*** Record list ***
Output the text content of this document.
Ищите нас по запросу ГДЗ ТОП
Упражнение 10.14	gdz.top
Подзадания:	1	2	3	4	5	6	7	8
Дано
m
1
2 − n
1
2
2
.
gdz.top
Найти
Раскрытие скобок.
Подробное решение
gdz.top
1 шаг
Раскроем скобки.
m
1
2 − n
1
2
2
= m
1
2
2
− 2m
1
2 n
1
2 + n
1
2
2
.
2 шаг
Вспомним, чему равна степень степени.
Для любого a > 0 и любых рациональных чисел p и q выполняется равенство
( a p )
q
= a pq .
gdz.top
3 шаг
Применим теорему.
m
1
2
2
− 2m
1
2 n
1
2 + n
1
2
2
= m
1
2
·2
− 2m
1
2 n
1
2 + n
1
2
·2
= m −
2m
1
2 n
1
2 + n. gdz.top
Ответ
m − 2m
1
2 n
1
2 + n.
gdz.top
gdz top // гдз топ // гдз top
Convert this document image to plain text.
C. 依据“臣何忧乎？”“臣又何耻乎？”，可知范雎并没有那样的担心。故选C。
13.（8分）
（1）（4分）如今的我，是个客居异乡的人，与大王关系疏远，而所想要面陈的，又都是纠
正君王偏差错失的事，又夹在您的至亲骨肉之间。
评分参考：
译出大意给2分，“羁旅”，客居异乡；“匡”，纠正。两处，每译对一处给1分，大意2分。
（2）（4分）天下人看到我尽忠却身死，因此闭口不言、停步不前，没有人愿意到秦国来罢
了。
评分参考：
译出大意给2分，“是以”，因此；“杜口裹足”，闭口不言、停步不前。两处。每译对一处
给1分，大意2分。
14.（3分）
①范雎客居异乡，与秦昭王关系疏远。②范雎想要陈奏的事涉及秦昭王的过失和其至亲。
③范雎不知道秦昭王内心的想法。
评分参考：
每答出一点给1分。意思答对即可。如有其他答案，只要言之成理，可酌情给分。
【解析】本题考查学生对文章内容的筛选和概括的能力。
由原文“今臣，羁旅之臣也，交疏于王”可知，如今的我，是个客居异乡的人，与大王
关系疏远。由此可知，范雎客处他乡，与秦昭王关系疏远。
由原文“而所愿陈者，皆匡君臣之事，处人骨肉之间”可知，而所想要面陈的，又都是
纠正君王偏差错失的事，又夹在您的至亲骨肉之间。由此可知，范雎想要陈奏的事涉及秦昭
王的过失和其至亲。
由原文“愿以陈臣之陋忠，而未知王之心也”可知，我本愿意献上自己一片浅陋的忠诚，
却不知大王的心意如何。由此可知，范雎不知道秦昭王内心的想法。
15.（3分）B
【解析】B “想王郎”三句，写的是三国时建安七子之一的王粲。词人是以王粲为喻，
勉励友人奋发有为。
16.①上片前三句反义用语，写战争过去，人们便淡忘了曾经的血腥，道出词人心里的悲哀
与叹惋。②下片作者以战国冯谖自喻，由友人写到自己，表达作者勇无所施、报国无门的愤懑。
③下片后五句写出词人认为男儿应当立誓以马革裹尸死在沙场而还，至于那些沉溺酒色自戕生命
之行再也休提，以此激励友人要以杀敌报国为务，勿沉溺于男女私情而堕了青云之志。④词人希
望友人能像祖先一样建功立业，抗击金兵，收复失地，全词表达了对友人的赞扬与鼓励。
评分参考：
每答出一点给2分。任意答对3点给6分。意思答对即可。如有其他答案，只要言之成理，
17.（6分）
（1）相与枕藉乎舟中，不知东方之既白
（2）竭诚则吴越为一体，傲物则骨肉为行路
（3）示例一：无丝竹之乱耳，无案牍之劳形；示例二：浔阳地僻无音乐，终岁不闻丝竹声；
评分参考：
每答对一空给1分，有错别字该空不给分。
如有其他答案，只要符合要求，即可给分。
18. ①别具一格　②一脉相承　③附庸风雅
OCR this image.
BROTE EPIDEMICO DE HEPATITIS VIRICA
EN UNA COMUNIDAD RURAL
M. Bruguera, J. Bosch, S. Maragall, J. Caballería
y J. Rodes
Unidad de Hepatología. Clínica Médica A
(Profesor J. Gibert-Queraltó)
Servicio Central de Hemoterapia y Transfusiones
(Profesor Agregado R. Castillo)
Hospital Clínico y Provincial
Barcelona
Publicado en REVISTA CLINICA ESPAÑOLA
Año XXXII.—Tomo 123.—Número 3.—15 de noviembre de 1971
***
> [Exercise aim]:
Where a line of the records above holds the word "如今的我", copy that line.

> [Answer]:
（1）（4分）如今的我，是个客居异乡的人，与大王关系疏远，而所想要面陈的，又都是纠
由原文“今臣，羁旅之臣也，交疏于王”可知，如今的我，是个客居异乡的人，与大王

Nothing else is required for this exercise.